═══ TASK INPUT ═══

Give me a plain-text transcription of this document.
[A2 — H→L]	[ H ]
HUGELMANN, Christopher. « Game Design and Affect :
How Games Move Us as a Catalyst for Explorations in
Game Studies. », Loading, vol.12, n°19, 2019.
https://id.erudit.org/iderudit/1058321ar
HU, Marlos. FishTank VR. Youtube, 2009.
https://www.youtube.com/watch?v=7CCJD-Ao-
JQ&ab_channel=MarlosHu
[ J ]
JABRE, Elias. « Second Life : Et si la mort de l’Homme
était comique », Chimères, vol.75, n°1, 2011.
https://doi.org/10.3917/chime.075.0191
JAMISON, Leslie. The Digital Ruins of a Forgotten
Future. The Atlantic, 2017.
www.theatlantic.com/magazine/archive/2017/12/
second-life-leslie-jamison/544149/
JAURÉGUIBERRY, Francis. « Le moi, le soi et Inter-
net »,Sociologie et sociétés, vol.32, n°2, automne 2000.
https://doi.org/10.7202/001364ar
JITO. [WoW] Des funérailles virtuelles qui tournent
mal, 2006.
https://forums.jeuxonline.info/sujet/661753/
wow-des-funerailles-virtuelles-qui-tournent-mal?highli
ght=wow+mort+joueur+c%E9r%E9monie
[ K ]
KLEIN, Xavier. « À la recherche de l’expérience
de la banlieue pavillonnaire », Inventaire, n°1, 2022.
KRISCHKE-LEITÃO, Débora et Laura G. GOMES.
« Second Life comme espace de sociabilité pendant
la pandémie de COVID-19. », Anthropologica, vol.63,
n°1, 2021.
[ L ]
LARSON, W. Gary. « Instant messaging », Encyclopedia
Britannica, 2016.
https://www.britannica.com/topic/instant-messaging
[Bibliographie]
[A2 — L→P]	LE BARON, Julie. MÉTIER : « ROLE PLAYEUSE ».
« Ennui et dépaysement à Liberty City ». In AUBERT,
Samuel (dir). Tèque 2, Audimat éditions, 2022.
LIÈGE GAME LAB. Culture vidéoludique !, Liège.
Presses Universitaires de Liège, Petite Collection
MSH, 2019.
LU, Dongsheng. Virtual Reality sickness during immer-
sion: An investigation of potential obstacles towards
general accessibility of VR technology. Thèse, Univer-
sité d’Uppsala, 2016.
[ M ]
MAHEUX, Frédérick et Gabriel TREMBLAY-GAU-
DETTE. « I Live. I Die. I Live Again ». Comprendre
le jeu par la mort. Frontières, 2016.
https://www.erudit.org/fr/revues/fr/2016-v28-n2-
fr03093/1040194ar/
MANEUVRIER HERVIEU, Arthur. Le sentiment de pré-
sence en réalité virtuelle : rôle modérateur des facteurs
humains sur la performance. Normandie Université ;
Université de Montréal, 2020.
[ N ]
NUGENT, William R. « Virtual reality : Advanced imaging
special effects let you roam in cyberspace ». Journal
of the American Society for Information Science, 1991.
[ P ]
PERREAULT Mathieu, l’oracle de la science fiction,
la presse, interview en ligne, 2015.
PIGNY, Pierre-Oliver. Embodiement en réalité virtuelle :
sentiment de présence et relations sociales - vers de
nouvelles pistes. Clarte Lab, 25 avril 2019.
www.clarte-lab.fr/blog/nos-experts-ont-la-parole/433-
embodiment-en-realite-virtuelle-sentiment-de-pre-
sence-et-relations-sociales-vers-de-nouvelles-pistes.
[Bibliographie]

═══

*EXERCISE DETAILS*.
Return each line among the entries that holds the word "virtuelles".

*FULL SOLUTION*.
JITO. [WoW] Des funérailles virtuelles qui tournent
wow-des-funerailles-virtuelles-qui-tournent-mal?highli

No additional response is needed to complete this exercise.